- _EXERCISE DESCRIPTION_
Below are some entries. Output each one exactly as it appears.

========================

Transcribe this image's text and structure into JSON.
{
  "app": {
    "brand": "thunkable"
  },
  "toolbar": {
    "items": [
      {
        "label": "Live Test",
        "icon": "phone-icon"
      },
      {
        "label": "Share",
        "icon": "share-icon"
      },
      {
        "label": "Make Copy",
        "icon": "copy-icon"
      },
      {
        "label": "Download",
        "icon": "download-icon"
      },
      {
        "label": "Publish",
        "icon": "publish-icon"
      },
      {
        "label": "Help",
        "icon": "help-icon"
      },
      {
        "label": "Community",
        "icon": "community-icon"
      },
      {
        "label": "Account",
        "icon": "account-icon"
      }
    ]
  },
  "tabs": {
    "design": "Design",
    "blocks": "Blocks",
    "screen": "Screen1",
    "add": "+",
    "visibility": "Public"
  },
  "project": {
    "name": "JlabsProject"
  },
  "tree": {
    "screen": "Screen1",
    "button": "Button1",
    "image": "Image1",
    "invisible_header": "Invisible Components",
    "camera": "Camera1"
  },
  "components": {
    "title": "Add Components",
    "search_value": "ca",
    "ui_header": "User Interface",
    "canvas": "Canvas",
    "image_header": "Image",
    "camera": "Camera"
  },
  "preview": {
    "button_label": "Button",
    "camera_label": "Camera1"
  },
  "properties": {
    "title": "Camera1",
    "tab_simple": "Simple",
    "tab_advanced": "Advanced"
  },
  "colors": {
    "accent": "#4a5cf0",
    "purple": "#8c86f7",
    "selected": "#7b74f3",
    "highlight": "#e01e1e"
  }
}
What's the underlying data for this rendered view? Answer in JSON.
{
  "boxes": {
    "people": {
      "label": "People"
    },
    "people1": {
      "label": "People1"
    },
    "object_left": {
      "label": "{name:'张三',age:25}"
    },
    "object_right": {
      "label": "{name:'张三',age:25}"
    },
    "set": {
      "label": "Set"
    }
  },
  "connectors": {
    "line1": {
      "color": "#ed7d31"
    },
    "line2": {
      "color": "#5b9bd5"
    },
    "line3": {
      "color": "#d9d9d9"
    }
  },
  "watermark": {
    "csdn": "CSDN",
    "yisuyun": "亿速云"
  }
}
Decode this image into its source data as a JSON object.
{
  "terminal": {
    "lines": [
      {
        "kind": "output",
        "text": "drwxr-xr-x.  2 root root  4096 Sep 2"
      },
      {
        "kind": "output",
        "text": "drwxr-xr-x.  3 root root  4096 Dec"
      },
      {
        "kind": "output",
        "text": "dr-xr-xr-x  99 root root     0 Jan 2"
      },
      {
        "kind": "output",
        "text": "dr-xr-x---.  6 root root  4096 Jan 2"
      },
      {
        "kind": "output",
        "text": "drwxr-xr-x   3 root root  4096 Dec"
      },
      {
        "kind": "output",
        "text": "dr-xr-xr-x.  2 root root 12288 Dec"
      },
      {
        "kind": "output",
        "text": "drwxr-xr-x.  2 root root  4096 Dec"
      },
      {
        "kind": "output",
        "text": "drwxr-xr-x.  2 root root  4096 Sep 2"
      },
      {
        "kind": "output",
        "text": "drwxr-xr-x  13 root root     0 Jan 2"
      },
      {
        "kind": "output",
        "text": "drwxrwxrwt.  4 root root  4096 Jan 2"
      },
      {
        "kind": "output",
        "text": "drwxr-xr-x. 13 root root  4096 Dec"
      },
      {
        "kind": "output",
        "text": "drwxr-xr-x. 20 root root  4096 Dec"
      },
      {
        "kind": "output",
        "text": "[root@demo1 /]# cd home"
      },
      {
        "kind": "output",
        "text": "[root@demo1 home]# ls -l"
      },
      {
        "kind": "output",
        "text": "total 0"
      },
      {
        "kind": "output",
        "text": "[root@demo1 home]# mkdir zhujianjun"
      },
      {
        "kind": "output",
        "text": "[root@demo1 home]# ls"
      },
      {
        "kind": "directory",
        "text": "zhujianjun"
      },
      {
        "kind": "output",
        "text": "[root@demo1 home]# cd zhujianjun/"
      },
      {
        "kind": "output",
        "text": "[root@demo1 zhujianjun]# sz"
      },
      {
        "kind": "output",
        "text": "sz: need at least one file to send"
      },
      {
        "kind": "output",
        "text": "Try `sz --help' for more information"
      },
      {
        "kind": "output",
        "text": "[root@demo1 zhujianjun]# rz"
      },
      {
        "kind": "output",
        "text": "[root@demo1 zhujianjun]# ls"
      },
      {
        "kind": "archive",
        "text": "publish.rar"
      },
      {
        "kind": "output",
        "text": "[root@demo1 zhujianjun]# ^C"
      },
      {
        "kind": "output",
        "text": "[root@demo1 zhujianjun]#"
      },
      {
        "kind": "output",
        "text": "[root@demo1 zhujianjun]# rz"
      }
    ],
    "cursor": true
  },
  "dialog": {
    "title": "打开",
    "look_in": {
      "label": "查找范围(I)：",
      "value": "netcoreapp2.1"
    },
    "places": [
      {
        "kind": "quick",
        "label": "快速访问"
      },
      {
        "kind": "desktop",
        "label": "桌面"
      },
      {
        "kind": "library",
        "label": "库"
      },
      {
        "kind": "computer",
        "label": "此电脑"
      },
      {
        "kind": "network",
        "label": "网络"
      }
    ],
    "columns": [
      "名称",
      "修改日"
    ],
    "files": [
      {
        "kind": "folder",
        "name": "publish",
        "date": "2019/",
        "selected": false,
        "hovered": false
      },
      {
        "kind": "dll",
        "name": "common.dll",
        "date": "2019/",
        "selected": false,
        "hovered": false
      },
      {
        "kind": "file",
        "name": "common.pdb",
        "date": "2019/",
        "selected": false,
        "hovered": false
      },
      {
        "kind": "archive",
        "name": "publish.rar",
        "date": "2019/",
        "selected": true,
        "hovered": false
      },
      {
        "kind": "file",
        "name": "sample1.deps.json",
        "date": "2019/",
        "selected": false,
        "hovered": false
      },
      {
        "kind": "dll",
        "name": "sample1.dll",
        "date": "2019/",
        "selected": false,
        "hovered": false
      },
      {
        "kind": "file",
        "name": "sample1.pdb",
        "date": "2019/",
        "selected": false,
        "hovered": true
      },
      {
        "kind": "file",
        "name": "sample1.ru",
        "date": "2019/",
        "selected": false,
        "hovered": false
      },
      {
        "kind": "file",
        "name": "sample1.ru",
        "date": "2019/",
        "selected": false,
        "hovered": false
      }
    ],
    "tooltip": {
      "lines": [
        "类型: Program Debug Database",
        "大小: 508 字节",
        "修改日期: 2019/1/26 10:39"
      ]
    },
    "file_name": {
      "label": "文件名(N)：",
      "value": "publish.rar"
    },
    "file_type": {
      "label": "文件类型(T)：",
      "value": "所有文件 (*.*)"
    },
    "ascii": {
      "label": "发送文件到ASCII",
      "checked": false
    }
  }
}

========================

- _THE SOLUTION_
Transcribe this image's text and structure into JSON.
{
  "app": {
    "brand": "thunkable"
  },
  "toolbar": {
    "items": [
      {
        "label": "Live Test",
        "icon": "phone-icon"
      },
      {
        "label": "Share",
        "icon": "share-icon"
      },
      {
        "label": "Make Copy",
        "icon": "copy-icon"
      },
      {
        "label": "Download",
        "icon": "download-icon"
      },
      {
        "label": "Publish",
        "icon": "publish-icon"
      },
      {
        "label": "Help",
        "icon": "help-icon"
      },
      {
        "label": "Community",
        "icon": "community-icon"
      },
      {
        "label": "Account",
        "icon": "account-icon"
      }
    ]
  },
  "tabs": {
    "design": "Design",
    "blocks": "Blocks",
    "screen": "Screen1",
    "add": "+",
    "visibility": "Public"
  },
  "project": {
    "name": "JlabsProject"
  },
  "tree": {
    "screen": "Screen1",
    "button": "Button1",
    "image": "Image1",
    "invisible_header": "Invisible Components",
    "camera": "Camera1"
  },
  "components": {
    "title": "Add Components",
    "search_value": "ca",
    "ui_header": "User Interface",
    "canvas": "Canvas",
    "image_header": "Image",
    "camera": "Camera"
  },
  "preview": {
    "button_label": "Button",
    "camera_label": "Camera1"
  },
  "properties": {
    "title": "Camera1",
    "tab_simple": "Simple",
    "tab_advanced": "Advanced"
  },
  "colors": {
    "accent": "#4a5cf0",
    "purple": "#8c86f7",
    "selected": "#7b74f3",
    "highlight": "#e01e1e"
  }
}
What's the underlying data for this rendered view? Answer in JSON.
{
  "boxes": {
    "people": {
      "label": "People"
    },
    "people1": {
      "label": "People1"
    },
    "object_left": {
      "label": "{name:'张三',age:25}"
    },
    "object_right": {
      "label": "{name:'张三',age:25}"
    },
    "set": {
      "label": "Set"
    }
  },
  "connectors": {
    "line1": {
      "color": "#ed7d31"
    },
    "line2": {
      "color": "#5b9bd5"
    },
    "line3": {
      "color": "#d9d9d9"
    }
  },
  "watermark": {
    "csdn": "CSDN",
    "yisuyun": "亿速云"
  }
}
Decode this image into its source data as a JSON object.
{
  "terminal": {
    "lines": [
      {
        "kind": "output",
        "text": "drwxr-xr-x.  2 root root  4096 Sep 2"
      },
      {
        "kind": "output",
        "text": "drwxr-xr-x.  3 root root  4096 Dec"
      },
      {
        "kind": "output",
        "text": "dr-xr-xr-x  99 root root     0 Jan 2"
      },
      {
        "kind": "output",
        "text": "dr-xr-x---.  6 root root  4096 Jan 2"
      },
      {
        "kind": "output",
        "text": "drwxr-xr-x   3 root root  4096 Dec"
      },
      {
        "kind": "output",
        "text": "dr-xr-xr-x.  2 root root 12288 Dec"
      },
      {
        "kind": "output",
        "text": "drwxr-xr-x.  2 root root  4096 Dec"
      },
      {
        "kind": "output",
        "text": "drwxr-xr-x.  2 root root  4096 Sep 2"
      },
      {
        "kind": "output",
        "text": "drwxr-xr-x  13 root root     0 Jan 2"
      },
      {
        "kind": "output",
        "text": "drwxrwxrwt.  4 root root  4096 Jan 2"
      },
      {
        "kind": "output",
        "text": "drwxr-xr-x. 13 root root  4096 Dec"
      },
      {
        "kind": "output",
        "text": "drwxr-xr-x. 20 root root  4096 Dec"
      },
      {
        "kind": "output",
        "text": "[root@demo1 /]# cd home"
      },
      {
        "kind": "output",
        "text": "[root@demo1 home]# ls -l"
      },
      {
        "kind": "output",
        "text": "total 0"
      },
      {
        "kind": "output",
        "text": "[root@demo1 home]# mkdir zhujianjun"
      },
      {
        "kind": "output",
        "text": "[root@demo1 home]# ls"
      },
      {
        "kind": "directory",
        "text": "zhujianjun"
      },
      {
        "kind": "output",
        "text": "[root@demo1 home]# cd zhujianjun/"
      },
      {
        "kind": "output",
        "text": "[root@demo1 zhujianjun]# sz"
      },
      {
        "kind": "output",
        "text": "sz: need at least one file to send"
      },
      {
        "kind": "output",
        "text": "Try `sz --help' for more information"
      },
      {
        "kind": "output",
        "text": "[root@demo1 zhujianjun]# rz"
      },
      {
        "kind": "output",
        "text": "[root@demo1 zhujianjun]# ls"
      },
      {
        "kind": "archive",
        "text": "publish.rar"
      },
      {
        "kind": "output",
        "text": "[root@demo1 zhujianjun]# ^C"
      },
      {
        "kind": "output",
        "text": "[root@demo1 zhujianjun]#"
      },
      {
        "kind": "output",
        "text": "[root@demo1 zhujianjun]# rz"
      }
    ],
    "cursor": true
  },
  "dialog": {
    "title": "打开",
    "look_in": {
      "label": "查找范围(I)：",
      "value": "netcoreapp2.1"
    },
    "places": [
      {
        "kind": "quick",
        "label": "快速访问"
      },
      {
        "kind": "desktop",
        "label": "桌面"
      },
      {
        "kind": "library",
        "label": "库"
      },
      {
        "kind": "computer",
        "label": "此电脑"
      },
      {
        "kind": "network",
        "label": "网络"
      }
    ],
    "columns": [
      "名称",
      "修改日"
    ],
    "files": [
      {
        "kind": "folder",
        "name": "publish",
        "date": "2019/",
        "selected": false,
        "hovered": false
      },
      {
        "kind": "dll",
        "name": "common.dll",
        "date": "2019/",
        "selected": false,
        "hovered": false
      },
      {
        "kind": "file",
        "name": "common.pdb",
        "date": "2019/",
        "selected": false,
        "hovered": false
      },
      {
        "kind": "archive",
        "name": "publish.rar",
        "date": "2019/",
        "selected": true,
        "hovered": false
      },
      {
        "kind": "file",
        "name": "sample1.deps.json",
        "date": "2019/",
        "selected": false,
        "hovered": false
      },
      {
        "kind": "dll",
        "name": "sample1.dll",
        "date": "2019/",
        "selected": false,
        "hovered": false
      },
      {
        "kind": "file",
        "name": "sample1.pdb",
        "date": "2019/",
        "selected": false,
        "hovered": true
      },
      {
        "kind": "file",
        "name": "sample1.ru",
        "date": "2019/",
        "selected": false,
        "hovered": false
      },
      {
        "kind": "file",
        "name": "sample1.ru",
        "date": "2019/",
        "selected": false,
        "hovered": false
      }
    ],
    "tooltip": {
      "lines": [
        "类型: Program Debug Database",
        "大小: 508 字节",
        "修改日期: 2019/1/26 10:39"
      ]
    },
    "file_name": {
      "label": "文件名(N)：",
      "value": "publish.rar"
    },
    "file_type": {
      "label": "文件类型(T)：",
      "value": "所有文件 (*.*)"
    },
    "ascii": {
      "label": "发送文件到ASCII",
      "checked": false
    }
  }
}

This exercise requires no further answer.